• _CONSIGNE ÉCRITE 1_:
Remplacez « buttons » par « controls » dans les enregistrements, de leur première ligne jusqu'à celle qui contient « cell-d18[interactable] [229, 692, 325, 718] », incluse, et redonnez ces lignes sans aucun autre changement.

• _EXTRAIT DU TEXTE_:
On découvre que la seule intelligence ne suffit pas et l'initiation ne se réduit pas à une idée, elle est un acte qu'aucun autre ne peut accomplir à notre place.
C'est initiation doit permettre à l'homme de construire l'être au-delà de tout état conditionné quel qu'il soit.
La démarche initiatique aurait donc pour but de lutter contre toutes les formes de conditionnement.
Ainsi la vérité que nous laisse espérer l'initiation maçonnique n'est pas scientifique au contenu mesurable et objectivable.
Elle n'est pas non plus une vérité révélée déterminée par un dogme, ni celle d'un système métaphysique ou idéologique, prédéterminé et constitué.
Elle est celle d'une recherche.
L'initiation maçonnique ne donne pas la vérité et la lumière, elle est un chemin vers la vérité.
La franc-maçonnerie étant définie comme" une institution d'initiation spirituelle au moyen de symboles", la pensée symbolique se présente comme le moyen de l'initiation.

• _ENTRÉES EXTRAITES_:
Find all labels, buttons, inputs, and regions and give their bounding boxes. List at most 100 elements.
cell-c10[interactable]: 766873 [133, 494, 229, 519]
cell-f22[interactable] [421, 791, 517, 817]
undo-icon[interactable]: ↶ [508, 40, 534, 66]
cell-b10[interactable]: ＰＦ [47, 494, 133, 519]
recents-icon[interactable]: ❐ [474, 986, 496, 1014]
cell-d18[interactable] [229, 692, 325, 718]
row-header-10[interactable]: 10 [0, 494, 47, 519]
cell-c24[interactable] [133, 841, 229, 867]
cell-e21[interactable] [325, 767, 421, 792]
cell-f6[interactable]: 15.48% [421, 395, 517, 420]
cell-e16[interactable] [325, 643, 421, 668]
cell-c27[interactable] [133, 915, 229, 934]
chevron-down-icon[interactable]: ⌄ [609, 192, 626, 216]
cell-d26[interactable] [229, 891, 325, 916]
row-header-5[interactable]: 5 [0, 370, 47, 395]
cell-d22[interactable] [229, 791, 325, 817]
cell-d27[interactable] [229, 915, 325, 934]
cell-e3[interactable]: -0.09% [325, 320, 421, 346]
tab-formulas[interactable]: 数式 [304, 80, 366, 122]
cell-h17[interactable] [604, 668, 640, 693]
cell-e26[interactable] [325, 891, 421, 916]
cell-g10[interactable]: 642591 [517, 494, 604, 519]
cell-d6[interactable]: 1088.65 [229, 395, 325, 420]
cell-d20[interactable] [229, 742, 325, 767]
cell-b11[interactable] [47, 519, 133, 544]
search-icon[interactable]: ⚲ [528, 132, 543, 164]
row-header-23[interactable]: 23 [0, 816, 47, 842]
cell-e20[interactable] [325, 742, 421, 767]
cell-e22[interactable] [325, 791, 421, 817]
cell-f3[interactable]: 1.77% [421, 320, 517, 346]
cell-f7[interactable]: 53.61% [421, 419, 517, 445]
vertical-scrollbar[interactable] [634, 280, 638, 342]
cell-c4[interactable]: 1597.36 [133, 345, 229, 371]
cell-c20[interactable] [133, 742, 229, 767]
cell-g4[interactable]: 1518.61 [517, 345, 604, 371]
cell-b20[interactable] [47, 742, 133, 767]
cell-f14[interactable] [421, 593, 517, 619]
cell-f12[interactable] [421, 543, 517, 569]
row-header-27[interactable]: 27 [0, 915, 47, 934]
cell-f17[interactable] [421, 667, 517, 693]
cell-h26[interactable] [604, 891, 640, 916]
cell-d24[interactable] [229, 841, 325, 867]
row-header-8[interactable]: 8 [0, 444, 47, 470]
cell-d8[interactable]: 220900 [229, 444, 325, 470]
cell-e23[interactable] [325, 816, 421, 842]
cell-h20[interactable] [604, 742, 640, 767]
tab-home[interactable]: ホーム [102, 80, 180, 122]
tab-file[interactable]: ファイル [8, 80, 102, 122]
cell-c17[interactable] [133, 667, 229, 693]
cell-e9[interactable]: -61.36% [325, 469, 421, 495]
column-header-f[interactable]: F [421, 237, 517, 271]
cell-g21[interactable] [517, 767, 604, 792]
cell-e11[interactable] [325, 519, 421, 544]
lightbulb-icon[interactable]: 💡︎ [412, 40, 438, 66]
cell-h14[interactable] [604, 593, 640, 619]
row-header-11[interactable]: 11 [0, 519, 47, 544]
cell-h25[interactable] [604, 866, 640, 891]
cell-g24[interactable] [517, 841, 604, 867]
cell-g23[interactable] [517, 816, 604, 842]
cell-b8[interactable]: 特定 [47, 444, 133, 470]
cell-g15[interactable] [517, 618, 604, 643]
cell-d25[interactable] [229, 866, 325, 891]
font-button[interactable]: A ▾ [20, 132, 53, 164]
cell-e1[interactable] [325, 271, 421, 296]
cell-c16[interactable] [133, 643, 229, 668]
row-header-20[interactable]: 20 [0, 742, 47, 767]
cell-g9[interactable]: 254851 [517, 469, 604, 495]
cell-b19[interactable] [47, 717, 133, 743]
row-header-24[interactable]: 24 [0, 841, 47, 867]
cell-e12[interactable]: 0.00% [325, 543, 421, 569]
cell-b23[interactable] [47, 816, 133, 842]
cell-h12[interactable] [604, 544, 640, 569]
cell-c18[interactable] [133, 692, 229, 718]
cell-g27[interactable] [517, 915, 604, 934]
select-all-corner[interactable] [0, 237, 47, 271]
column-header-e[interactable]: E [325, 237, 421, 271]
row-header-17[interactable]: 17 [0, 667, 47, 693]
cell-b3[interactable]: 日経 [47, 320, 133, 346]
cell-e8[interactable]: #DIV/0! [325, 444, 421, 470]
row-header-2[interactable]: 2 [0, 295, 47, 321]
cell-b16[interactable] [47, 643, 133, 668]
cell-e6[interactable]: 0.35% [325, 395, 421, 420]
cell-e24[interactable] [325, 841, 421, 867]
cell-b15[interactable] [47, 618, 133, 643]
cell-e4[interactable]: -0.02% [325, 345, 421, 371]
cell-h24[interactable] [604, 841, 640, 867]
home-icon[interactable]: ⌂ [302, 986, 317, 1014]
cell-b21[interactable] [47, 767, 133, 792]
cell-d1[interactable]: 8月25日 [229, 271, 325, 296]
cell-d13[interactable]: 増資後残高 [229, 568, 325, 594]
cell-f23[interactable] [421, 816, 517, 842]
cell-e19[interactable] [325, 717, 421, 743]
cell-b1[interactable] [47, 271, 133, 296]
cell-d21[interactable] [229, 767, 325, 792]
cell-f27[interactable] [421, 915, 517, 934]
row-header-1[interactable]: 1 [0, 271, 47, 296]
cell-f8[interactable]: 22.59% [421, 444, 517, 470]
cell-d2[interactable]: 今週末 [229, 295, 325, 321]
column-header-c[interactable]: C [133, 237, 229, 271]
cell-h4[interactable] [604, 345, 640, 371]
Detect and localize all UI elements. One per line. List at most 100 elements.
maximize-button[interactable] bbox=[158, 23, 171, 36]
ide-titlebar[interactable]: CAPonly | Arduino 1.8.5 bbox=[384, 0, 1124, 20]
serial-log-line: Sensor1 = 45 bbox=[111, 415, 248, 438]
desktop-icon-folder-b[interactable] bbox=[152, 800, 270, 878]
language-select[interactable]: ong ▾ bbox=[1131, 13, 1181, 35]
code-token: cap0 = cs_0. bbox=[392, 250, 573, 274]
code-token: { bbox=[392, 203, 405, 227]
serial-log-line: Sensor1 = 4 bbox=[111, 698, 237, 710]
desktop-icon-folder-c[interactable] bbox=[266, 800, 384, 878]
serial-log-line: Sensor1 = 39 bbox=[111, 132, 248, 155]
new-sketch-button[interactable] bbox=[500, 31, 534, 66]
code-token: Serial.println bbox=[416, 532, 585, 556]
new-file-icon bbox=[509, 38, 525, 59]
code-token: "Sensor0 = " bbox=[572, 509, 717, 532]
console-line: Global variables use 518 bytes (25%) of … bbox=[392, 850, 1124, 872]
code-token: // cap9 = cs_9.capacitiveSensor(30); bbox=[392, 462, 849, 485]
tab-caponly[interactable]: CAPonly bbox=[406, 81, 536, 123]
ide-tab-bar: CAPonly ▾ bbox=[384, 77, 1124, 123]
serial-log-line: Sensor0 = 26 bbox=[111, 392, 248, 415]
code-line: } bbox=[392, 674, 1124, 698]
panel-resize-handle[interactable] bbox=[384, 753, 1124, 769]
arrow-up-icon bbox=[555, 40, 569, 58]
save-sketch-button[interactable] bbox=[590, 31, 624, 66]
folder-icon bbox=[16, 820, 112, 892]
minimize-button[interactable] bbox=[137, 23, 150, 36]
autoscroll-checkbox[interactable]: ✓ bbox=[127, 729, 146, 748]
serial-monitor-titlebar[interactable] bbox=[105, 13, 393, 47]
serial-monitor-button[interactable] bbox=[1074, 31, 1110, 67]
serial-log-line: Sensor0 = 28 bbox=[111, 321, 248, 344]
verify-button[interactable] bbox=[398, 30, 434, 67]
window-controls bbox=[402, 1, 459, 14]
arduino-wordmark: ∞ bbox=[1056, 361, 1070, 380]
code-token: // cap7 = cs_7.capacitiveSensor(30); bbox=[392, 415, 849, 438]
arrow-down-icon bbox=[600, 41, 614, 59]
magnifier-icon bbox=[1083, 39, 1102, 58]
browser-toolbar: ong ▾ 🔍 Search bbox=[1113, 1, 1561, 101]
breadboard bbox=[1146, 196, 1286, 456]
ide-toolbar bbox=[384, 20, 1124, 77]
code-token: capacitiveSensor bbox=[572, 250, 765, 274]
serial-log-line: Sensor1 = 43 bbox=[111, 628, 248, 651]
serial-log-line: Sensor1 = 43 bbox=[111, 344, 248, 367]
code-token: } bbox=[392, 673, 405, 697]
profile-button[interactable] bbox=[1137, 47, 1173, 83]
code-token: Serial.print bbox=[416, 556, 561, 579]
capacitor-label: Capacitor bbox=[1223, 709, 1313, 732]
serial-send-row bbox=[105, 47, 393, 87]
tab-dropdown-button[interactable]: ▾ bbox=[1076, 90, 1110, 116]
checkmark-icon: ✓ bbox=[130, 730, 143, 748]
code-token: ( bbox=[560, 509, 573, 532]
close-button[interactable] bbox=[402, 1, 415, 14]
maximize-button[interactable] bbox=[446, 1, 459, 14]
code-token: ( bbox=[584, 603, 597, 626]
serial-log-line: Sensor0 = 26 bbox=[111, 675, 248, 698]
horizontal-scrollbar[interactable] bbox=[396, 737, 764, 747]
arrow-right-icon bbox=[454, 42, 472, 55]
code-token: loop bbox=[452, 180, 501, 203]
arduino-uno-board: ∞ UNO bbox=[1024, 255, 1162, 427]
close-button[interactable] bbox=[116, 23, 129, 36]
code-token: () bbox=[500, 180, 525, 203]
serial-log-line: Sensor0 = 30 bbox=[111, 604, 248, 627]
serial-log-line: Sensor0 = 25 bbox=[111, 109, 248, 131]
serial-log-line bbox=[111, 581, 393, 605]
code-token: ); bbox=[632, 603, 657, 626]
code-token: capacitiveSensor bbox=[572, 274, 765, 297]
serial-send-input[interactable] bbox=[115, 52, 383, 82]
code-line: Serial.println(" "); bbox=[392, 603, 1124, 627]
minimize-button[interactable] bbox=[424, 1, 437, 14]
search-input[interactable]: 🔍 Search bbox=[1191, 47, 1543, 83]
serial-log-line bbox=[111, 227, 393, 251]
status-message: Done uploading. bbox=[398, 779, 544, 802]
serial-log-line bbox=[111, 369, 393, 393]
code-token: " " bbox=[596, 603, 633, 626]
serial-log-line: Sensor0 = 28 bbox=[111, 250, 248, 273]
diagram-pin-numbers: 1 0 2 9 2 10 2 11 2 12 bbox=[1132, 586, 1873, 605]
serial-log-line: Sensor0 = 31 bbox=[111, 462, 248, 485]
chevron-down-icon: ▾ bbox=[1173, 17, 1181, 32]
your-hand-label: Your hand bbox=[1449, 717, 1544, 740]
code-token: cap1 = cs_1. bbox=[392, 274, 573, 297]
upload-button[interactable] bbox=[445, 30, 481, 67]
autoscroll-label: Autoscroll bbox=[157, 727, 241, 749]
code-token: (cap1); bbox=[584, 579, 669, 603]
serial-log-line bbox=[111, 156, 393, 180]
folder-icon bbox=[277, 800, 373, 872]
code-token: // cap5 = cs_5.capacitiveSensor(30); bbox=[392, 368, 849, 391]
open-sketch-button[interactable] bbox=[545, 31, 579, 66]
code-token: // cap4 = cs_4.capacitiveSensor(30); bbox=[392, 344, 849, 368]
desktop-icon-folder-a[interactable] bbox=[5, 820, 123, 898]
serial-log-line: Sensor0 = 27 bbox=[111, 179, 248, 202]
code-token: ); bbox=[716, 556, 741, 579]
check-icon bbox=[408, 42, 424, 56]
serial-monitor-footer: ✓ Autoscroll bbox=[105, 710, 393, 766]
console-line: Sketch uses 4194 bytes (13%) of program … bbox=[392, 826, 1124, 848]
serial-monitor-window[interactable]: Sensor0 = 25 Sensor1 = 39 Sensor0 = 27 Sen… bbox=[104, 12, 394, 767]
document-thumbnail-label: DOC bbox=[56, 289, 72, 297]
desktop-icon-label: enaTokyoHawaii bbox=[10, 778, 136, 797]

• _CONSIGNE ÉCRITE 2_:
Reproduisez le passage du texte sur l'initiation maçonnique compris entre « On découvre que » et « à notre place. », bornes incluses.

• _RÉPONSE CORRECTE 1_:
Find all labels, controls, inputs, and regions and give their bounding boxes. List at most 100 elements.
cell-c10[interactable]: 766873 [133, 494, 229, 519]
cell-f22[interactable] [421, 791, 517, 817]
undo-icon[interactable]: ↶ [508, 40, 534, 66]
cell-b10[interactable]: ＰＦ [47, 494, 133, 519]
recents-icon[interactable]: ❐ [474, 986, 496, 1014]
cell-d18[interactable] [229, 692, 325, 718]

• _RÉPONSE CORRECTE 2_:
On découvre que la seule intelligence ne suffit pas et l'initiation ne se réduit pas à une idée, elle est un acte qu'aucun autre ne peut accomplir à notre place.